#### AIM
Give the number of lines containing the word "title", and nothing else.

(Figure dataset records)
========

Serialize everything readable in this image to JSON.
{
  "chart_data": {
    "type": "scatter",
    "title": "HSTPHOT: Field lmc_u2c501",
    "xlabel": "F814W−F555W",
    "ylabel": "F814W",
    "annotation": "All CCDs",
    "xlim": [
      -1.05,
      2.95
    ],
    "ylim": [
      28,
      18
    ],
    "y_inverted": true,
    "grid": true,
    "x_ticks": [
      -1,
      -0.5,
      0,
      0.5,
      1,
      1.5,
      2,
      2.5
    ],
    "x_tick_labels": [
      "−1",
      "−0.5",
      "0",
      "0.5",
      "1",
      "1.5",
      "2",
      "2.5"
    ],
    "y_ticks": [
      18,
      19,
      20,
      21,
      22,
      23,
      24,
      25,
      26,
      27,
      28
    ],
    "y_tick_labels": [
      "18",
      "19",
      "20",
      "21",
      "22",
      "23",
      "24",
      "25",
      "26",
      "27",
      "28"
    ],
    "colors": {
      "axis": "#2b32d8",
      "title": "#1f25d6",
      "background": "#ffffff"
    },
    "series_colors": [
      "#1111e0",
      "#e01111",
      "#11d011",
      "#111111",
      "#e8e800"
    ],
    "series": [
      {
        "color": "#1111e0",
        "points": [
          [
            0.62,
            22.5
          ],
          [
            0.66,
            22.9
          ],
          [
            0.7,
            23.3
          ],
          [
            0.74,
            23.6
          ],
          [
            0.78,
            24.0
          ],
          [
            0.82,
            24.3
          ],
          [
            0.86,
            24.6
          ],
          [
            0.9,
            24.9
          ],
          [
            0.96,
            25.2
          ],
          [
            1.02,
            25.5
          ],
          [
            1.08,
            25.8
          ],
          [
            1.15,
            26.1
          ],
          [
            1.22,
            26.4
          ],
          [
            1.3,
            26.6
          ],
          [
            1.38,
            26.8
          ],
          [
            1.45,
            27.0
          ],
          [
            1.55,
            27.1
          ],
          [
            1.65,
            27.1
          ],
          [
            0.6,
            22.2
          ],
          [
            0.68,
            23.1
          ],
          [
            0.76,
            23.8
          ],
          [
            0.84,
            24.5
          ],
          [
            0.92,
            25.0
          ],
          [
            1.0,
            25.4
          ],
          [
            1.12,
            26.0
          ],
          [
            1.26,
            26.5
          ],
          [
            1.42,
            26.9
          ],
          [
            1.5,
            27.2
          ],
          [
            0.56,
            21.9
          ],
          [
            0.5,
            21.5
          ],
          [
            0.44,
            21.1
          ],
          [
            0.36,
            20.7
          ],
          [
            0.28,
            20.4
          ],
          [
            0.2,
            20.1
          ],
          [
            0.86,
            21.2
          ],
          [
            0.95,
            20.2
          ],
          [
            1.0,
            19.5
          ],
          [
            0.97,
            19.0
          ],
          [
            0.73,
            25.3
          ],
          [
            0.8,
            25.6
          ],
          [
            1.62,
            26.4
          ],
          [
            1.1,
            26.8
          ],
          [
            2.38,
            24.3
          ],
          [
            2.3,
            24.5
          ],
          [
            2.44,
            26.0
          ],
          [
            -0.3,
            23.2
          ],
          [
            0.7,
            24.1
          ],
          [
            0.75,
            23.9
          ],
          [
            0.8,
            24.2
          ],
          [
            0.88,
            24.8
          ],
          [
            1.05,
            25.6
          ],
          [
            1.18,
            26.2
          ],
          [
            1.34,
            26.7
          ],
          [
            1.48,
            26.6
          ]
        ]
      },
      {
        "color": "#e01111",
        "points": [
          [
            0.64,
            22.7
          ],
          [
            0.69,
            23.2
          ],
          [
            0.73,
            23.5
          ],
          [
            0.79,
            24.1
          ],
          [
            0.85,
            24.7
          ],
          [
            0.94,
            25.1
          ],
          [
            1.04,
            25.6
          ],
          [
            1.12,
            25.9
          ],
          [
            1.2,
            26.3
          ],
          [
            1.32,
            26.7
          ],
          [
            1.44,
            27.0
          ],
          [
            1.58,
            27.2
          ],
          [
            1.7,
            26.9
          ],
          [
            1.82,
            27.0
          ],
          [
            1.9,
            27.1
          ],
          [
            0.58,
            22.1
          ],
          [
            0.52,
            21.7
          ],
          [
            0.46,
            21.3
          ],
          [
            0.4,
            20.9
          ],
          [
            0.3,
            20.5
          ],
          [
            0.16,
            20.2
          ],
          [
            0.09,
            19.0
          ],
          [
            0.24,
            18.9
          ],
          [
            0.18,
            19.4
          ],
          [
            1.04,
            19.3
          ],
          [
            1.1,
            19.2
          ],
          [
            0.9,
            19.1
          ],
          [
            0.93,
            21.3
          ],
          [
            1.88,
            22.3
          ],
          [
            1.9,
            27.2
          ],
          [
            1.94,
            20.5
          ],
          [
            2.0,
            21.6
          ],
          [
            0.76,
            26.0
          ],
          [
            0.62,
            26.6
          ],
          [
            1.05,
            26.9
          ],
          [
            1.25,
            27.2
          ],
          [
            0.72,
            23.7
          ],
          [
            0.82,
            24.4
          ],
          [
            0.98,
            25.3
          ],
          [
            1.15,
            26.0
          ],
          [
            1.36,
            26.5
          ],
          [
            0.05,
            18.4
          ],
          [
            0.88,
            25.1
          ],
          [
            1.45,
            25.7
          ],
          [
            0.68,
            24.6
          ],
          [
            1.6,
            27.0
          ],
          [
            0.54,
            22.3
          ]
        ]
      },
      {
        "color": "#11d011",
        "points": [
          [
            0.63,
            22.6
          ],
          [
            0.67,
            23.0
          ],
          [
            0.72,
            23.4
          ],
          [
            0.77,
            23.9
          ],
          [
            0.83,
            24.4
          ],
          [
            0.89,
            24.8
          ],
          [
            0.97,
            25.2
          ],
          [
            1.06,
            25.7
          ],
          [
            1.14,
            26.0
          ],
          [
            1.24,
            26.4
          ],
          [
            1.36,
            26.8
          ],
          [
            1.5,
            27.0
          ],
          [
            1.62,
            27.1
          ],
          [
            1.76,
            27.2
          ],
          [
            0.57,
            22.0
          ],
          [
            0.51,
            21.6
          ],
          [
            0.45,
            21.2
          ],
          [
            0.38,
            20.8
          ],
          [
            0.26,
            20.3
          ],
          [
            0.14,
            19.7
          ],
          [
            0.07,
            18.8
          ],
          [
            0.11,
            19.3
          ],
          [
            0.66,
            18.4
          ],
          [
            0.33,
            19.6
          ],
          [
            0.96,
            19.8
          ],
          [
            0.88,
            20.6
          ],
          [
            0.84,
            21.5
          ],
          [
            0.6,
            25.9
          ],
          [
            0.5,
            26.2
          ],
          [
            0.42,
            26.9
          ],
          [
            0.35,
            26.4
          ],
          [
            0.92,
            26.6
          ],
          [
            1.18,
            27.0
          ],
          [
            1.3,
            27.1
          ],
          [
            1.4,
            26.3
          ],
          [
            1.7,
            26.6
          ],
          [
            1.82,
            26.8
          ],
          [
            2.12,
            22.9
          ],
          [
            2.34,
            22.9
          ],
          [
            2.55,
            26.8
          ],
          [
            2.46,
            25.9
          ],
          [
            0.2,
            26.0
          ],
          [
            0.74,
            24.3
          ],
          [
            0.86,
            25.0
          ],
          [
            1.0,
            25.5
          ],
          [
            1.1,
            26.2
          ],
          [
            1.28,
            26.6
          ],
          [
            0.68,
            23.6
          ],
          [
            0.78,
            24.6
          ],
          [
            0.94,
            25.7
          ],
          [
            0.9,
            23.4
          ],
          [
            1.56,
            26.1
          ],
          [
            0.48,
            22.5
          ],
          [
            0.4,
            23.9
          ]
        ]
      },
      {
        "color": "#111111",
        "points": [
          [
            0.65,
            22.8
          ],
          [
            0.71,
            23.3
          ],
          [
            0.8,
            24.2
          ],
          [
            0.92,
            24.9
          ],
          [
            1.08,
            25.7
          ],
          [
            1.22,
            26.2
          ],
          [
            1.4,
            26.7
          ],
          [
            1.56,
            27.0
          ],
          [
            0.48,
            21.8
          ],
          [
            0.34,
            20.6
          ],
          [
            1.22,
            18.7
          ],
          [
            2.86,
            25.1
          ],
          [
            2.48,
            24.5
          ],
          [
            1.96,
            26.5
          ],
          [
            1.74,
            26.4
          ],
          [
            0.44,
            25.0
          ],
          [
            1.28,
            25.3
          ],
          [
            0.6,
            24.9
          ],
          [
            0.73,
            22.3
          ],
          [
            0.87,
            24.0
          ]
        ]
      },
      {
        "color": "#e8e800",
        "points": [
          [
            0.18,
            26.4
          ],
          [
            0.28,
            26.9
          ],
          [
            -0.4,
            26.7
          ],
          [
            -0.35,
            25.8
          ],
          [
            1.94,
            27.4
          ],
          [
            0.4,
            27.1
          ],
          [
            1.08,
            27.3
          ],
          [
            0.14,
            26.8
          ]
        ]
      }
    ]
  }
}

========

#### ANSWER TO THIS PROBLEM
2